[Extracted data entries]
--
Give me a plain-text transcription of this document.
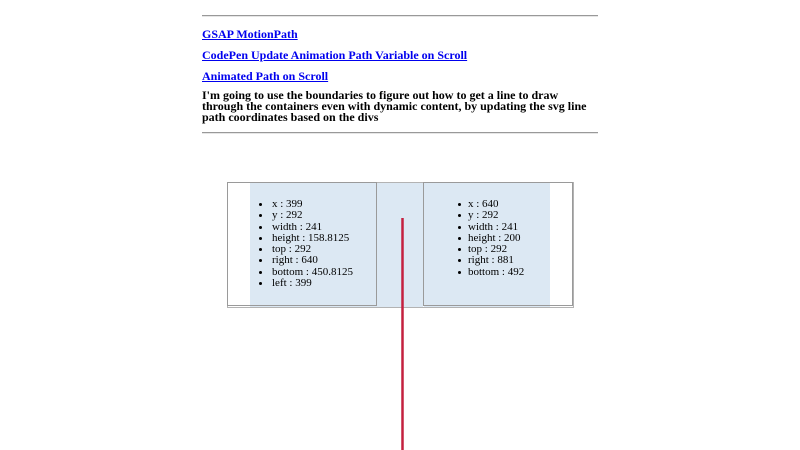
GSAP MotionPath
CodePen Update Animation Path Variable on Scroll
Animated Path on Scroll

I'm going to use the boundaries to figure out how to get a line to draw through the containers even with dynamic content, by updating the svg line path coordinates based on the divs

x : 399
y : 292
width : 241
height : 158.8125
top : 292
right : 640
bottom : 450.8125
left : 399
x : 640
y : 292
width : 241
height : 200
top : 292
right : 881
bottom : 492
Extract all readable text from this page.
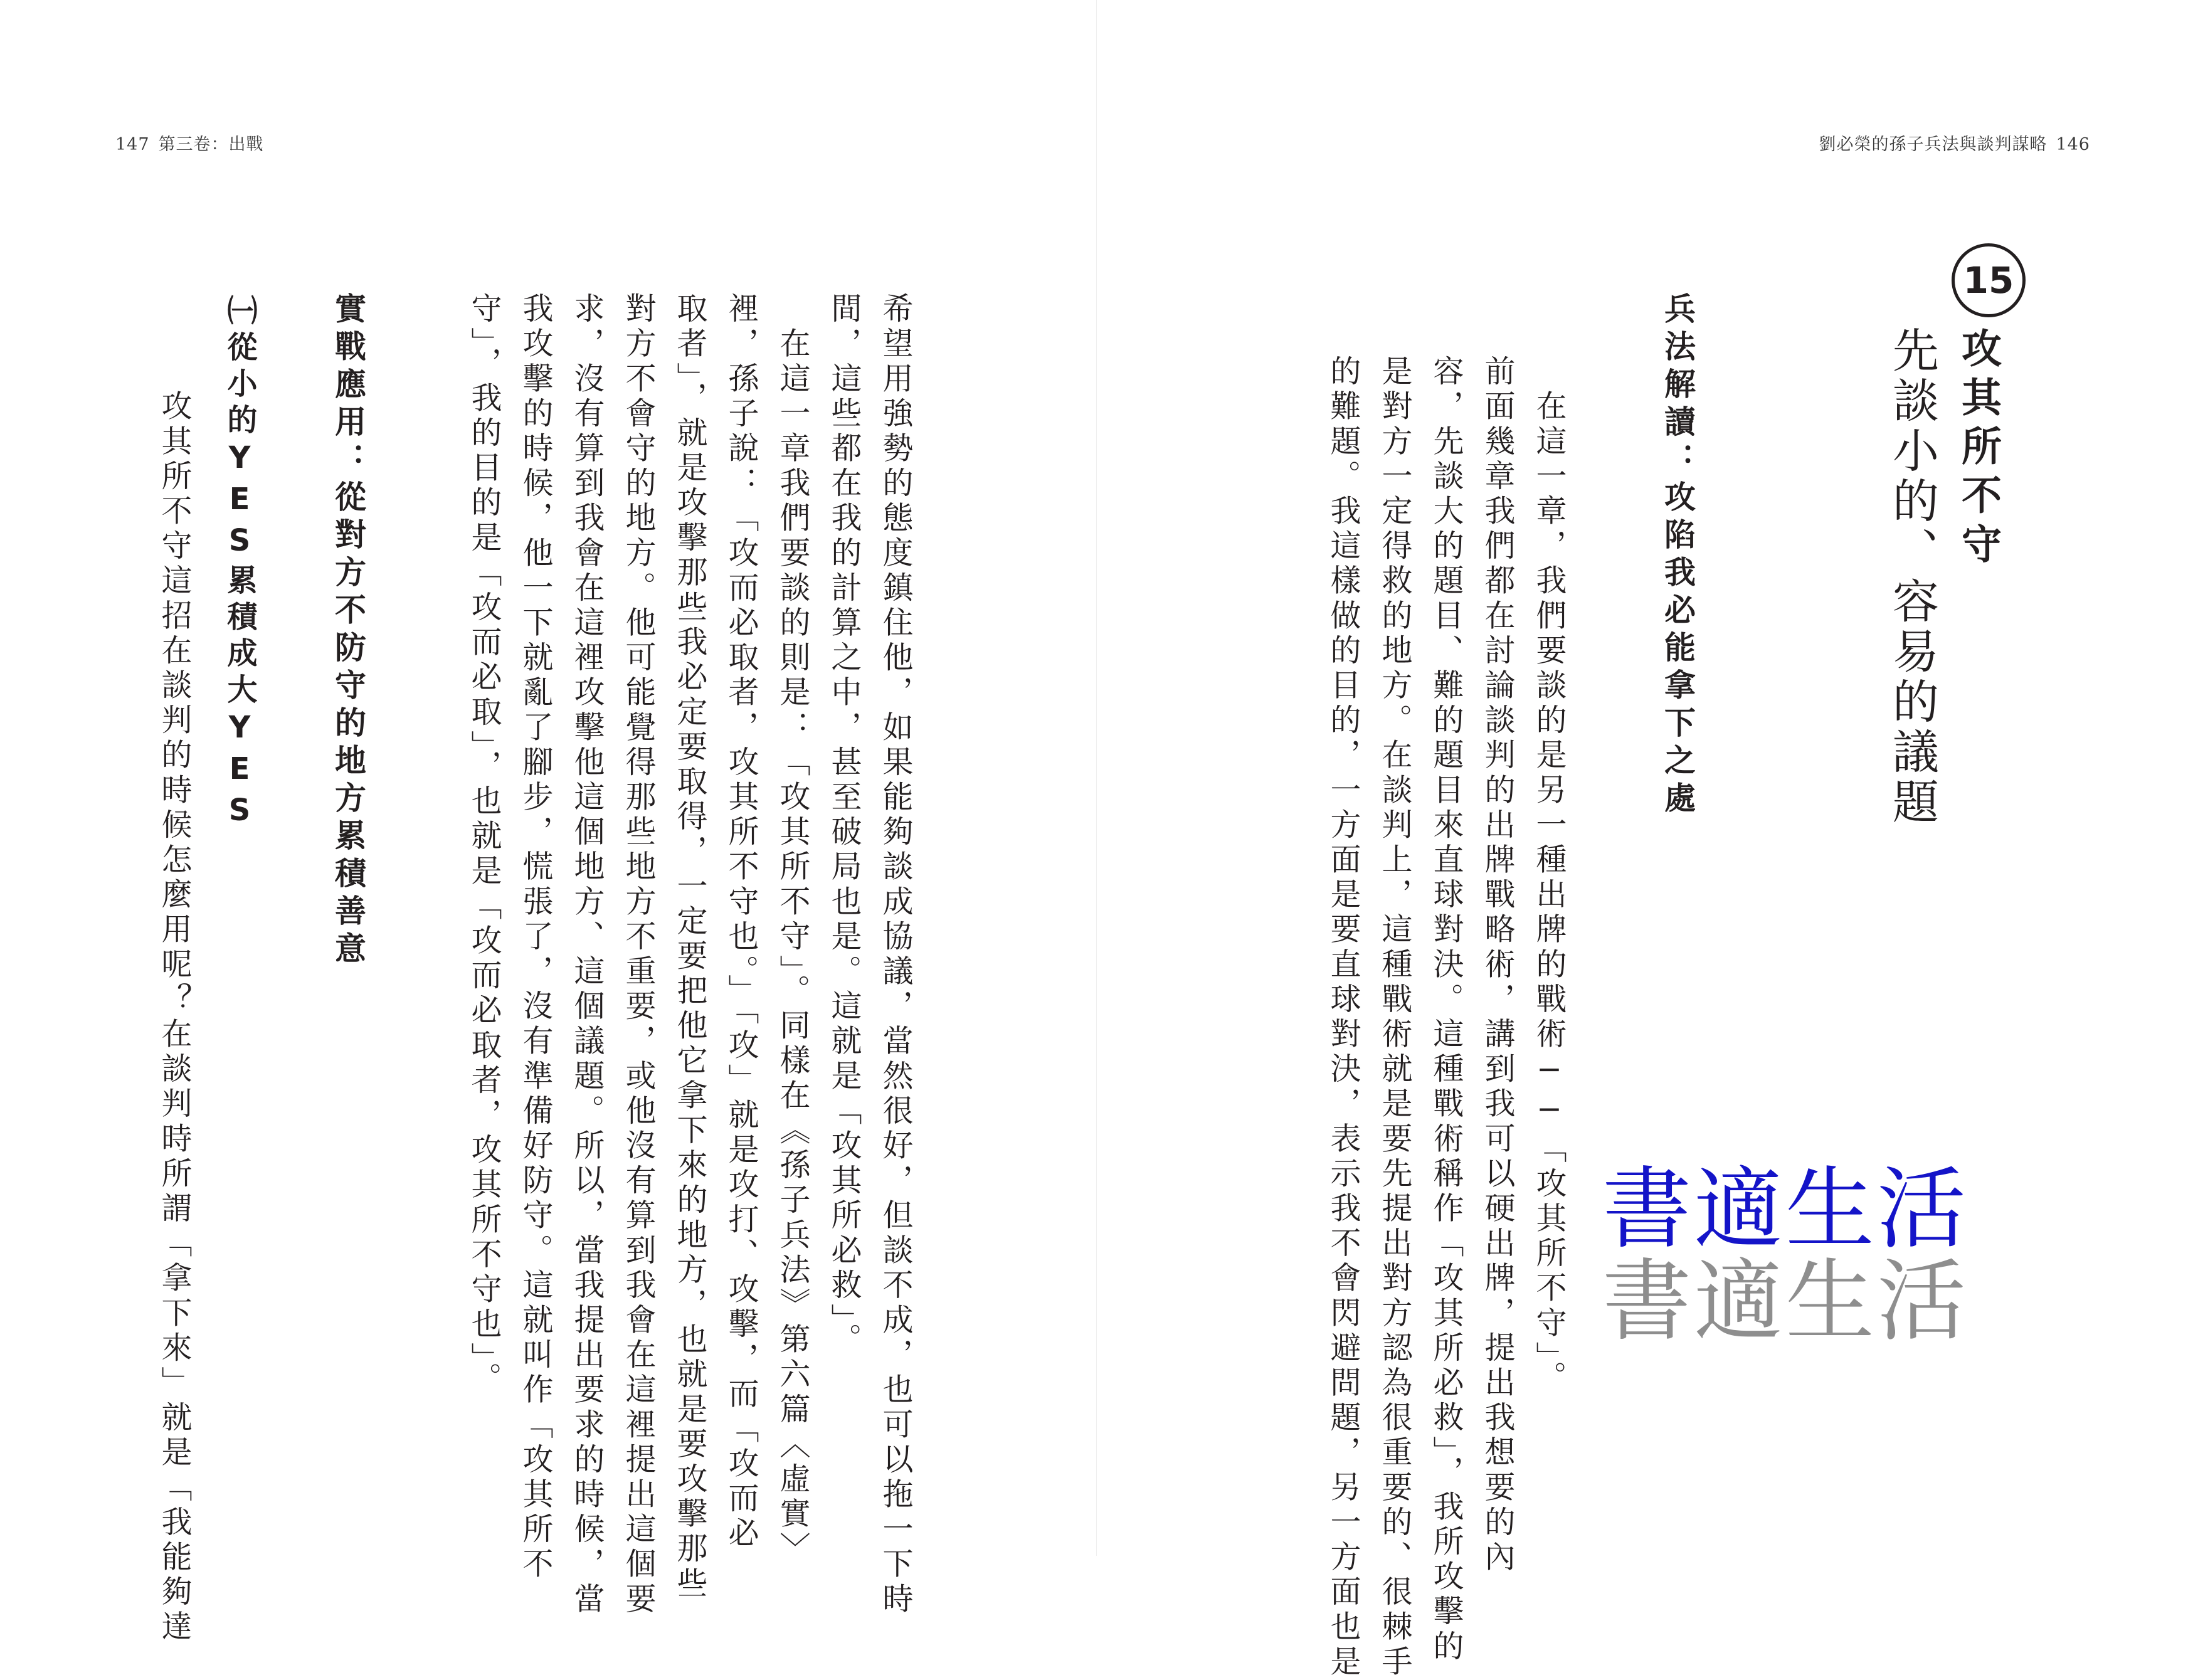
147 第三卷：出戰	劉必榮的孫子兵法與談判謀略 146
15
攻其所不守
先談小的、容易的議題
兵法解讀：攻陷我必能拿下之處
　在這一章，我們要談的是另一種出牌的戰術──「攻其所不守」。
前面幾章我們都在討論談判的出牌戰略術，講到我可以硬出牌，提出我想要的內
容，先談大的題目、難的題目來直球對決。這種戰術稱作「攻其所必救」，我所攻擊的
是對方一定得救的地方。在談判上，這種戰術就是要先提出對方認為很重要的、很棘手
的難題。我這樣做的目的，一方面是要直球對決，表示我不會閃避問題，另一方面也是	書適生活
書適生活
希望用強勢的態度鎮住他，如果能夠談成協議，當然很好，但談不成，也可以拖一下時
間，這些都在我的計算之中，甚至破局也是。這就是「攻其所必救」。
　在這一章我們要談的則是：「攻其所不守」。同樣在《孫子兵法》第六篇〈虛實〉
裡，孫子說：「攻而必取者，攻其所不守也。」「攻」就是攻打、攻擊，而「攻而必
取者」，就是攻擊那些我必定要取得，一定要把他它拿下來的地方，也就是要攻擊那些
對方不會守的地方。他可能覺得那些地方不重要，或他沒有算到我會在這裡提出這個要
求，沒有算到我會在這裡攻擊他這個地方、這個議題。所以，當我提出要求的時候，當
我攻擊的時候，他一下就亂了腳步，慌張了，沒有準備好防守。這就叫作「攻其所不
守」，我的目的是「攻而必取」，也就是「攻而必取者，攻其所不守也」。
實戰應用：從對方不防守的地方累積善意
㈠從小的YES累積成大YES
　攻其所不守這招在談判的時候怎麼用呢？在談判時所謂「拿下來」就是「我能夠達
--
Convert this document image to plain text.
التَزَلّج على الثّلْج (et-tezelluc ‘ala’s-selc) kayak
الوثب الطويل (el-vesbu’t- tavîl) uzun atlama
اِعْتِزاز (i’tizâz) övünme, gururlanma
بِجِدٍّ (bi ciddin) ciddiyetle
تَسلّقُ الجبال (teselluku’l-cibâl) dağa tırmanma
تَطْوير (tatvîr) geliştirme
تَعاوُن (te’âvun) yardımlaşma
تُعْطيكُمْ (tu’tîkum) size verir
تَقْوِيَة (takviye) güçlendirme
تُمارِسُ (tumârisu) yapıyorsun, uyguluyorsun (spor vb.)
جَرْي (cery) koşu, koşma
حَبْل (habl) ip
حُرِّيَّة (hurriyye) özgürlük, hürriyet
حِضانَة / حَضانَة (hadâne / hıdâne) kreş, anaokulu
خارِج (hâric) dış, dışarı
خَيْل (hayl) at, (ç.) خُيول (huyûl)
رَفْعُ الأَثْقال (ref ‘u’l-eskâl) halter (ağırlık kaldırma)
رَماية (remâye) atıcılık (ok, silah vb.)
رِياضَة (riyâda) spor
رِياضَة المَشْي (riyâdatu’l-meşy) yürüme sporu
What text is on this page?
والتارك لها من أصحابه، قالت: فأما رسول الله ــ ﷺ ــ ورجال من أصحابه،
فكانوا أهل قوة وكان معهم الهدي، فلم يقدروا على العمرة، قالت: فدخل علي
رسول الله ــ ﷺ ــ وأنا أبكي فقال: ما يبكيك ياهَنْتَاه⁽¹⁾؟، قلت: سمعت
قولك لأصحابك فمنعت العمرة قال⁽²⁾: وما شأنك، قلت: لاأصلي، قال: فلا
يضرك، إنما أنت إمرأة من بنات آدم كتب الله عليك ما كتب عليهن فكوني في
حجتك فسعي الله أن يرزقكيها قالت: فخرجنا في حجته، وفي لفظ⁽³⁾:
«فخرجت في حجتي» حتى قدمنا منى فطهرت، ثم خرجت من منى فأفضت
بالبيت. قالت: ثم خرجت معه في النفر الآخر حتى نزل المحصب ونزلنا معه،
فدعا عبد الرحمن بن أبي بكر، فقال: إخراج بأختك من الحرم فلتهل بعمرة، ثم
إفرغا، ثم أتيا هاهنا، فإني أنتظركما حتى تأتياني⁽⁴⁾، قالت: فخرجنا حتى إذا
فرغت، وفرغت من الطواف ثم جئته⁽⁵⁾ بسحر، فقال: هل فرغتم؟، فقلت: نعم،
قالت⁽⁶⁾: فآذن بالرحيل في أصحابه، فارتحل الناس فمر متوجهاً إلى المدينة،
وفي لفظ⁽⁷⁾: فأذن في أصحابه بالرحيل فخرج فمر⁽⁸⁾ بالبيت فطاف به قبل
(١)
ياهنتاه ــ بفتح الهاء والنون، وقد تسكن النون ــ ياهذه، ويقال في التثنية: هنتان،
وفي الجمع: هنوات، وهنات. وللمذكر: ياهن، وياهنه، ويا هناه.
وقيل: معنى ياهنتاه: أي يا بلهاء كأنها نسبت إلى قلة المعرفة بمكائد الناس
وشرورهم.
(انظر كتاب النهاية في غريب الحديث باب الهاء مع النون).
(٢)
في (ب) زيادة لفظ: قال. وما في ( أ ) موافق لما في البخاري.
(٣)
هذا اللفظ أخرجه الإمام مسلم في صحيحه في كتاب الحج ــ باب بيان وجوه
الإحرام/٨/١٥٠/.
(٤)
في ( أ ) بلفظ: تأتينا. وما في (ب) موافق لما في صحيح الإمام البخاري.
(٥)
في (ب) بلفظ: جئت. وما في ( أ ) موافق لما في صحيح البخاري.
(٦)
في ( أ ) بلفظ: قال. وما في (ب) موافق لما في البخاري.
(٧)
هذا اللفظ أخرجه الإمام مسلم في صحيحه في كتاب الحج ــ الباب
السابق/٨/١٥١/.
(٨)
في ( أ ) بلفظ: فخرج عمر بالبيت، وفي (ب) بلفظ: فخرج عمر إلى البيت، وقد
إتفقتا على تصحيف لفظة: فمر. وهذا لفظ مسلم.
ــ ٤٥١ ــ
--
Stated problem>
Search the lines above for the string "مسلم", then show every one that has it.

Result of this exercise>
هذا اللفظ أخرجه الإمام مسلم في صحيحه في كتاب الحج ــ باب بيان وجوه
هذا اللفظ أخرجه الإمام مسلم في صحيحه في كتاب الحج ــ الباب
إتفقتا على تصحيف لفظة: فمر. وهذا لفظ مسلم.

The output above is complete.